- [GOAL]:
Give only the number of lines in the records that include the string "minutes".
[START LISTED RECORDS]
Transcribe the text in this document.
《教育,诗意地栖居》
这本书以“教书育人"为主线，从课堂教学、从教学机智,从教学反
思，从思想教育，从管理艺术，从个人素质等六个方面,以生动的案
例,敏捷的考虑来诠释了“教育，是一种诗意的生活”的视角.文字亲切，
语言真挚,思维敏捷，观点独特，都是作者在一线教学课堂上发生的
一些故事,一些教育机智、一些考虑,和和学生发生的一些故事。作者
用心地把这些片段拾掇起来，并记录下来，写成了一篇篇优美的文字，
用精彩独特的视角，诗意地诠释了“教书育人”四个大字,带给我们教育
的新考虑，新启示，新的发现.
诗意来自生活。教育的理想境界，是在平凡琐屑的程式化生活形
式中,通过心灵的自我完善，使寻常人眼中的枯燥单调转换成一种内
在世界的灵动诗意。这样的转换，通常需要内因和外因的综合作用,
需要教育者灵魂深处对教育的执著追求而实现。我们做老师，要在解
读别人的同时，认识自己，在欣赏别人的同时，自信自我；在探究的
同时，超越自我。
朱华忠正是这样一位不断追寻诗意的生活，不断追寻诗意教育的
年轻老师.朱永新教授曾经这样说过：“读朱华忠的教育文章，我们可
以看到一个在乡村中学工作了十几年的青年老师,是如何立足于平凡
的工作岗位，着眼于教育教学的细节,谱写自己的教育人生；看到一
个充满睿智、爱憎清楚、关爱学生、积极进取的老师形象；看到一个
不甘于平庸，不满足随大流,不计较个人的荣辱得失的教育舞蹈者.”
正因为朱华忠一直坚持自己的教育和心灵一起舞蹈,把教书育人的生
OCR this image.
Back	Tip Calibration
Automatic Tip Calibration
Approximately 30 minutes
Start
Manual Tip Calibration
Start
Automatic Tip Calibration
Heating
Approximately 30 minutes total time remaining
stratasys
[END LISTED RECORDS]
- [ANSWER FOR THE TASK]:
2